_What needs to be done_: Please select every row that contains the word "then" and copy each one out in full.

Element and region listings:
↓↓↓

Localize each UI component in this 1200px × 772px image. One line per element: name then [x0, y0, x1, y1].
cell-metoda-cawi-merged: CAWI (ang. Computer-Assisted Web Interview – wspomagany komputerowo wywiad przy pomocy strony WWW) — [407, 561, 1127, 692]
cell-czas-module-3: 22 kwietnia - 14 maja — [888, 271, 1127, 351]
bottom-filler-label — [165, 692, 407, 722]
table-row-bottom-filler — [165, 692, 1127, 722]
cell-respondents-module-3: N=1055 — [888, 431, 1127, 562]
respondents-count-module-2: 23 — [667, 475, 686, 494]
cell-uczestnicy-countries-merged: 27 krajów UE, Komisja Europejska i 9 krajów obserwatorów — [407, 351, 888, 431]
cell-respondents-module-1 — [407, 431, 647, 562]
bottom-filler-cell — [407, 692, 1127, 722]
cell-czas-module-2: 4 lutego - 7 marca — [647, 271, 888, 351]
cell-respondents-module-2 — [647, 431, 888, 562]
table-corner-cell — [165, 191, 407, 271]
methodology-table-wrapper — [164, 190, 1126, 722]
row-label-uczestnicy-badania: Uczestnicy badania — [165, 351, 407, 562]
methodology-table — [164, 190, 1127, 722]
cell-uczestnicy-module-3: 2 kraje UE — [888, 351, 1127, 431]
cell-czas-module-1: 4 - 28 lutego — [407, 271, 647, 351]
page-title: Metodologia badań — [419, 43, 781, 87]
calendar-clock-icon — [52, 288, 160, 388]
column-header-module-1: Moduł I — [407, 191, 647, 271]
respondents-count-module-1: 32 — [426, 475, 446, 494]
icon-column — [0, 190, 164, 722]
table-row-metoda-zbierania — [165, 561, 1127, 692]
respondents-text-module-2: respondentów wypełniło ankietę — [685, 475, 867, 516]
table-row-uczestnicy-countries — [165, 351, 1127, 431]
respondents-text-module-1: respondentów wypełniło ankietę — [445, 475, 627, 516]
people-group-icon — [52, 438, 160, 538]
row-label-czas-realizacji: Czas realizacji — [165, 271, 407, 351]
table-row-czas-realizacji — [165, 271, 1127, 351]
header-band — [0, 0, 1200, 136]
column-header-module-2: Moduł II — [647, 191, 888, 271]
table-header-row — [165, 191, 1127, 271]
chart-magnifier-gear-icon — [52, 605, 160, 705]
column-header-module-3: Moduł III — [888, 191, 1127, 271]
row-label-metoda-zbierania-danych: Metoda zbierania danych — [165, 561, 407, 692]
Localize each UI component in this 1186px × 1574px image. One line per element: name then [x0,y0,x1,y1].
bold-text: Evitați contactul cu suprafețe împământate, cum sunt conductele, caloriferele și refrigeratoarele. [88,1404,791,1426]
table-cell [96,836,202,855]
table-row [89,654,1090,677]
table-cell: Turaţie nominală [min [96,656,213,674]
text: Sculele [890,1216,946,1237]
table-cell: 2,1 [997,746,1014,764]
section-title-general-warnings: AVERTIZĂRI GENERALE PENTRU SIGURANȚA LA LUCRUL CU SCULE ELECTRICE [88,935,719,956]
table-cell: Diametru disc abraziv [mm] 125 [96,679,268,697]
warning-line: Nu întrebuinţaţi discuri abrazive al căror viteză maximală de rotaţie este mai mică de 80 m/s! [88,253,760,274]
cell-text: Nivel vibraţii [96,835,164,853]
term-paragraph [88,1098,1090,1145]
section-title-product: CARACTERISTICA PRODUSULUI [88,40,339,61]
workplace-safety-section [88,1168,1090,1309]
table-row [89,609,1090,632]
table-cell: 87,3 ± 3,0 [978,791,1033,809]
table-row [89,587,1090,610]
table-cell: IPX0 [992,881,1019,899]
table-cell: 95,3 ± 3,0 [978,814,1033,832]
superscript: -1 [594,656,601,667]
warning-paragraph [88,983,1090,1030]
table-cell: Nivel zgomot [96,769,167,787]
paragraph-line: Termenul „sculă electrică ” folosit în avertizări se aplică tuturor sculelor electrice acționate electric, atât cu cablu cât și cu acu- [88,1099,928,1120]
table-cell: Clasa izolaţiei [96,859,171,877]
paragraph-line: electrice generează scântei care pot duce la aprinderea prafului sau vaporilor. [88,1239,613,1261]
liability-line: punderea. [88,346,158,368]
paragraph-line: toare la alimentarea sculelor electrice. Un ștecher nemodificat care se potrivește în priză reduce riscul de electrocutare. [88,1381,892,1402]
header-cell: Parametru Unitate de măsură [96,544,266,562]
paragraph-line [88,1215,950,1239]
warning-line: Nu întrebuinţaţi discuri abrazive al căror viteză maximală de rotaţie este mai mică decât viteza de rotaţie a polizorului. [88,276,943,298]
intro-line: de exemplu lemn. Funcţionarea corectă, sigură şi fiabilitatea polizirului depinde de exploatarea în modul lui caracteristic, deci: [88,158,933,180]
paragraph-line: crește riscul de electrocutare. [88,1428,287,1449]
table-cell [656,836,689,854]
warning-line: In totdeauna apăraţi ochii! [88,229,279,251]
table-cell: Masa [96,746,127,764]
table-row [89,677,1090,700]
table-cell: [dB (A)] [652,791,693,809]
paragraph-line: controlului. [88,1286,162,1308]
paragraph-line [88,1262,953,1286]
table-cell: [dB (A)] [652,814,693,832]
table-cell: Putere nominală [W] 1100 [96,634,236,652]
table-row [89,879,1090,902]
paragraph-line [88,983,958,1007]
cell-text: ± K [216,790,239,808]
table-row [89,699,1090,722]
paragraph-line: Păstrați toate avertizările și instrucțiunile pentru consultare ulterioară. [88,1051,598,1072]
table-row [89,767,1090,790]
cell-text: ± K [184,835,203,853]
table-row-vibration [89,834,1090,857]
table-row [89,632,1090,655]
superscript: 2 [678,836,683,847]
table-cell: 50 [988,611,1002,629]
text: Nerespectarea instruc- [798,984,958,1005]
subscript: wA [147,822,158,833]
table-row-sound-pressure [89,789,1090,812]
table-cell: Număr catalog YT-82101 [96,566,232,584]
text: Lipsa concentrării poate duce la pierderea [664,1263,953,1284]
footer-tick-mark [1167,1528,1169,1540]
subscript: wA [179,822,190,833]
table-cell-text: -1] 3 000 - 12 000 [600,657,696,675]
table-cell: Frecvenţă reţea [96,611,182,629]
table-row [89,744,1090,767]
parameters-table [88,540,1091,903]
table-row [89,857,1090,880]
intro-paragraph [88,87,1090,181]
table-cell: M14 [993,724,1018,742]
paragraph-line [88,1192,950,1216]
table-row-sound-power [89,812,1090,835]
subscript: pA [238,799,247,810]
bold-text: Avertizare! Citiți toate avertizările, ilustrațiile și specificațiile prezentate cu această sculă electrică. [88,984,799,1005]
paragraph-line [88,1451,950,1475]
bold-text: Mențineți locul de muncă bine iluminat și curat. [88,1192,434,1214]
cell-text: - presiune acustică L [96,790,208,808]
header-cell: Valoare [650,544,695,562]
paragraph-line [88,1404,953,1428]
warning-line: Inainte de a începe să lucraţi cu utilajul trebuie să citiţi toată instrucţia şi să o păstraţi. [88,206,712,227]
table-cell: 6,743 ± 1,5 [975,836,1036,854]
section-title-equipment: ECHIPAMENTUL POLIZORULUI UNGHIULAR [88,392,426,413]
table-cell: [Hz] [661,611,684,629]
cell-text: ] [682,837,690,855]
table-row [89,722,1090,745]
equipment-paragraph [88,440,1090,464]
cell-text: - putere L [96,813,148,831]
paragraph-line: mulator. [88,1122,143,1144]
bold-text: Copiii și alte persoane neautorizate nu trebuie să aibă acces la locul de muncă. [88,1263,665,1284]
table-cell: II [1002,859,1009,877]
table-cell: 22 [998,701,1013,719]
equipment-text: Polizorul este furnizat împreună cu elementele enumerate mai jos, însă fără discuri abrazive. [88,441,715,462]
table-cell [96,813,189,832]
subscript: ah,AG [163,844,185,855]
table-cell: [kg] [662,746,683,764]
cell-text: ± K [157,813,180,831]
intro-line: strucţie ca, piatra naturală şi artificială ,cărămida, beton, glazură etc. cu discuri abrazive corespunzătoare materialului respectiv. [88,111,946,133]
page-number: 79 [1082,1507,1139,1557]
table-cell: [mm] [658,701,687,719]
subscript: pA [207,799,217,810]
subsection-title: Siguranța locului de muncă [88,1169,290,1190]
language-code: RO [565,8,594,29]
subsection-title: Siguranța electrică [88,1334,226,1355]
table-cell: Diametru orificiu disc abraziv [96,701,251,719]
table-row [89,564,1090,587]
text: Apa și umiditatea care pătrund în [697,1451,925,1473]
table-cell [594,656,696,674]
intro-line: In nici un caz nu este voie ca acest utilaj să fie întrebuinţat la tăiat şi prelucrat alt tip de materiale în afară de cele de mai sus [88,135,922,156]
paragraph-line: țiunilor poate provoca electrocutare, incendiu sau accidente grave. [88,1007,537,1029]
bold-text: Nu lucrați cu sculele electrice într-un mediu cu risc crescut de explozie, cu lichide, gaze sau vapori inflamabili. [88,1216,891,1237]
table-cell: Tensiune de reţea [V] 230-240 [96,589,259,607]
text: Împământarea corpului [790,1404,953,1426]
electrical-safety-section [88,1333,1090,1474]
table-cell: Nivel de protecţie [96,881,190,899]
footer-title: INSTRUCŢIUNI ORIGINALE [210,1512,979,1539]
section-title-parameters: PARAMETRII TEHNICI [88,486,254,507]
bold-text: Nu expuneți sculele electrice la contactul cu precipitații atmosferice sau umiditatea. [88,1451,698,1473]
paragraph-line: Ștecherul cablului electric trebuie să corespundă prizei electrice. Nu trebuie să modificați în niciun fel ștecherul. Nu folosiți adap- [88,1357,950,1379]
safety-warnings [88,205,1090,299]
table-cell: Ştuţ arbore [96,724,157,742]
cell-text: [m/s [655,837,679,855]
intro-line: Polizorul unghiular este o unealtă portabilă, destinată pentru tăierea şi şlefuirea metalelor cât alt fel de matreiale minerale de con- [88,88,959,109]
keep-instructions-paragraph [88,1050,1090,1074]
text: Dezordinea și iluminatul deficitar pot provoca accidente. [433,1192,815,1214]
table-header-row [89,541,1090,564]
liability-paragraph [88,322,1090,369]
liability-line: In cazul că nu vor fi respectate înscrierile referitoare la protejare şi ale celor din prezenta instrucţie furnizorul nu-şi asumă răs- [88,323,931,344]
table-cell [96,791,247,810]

↑↑↑

_Output for this task_:
Localize each UI component in this 1200px × 772px image. One line per element: name then [x0, y0, x1, y1].
Localize each UI component in this 1186px × 1574px image. One line per element: name then [x0,y0,x1,y1].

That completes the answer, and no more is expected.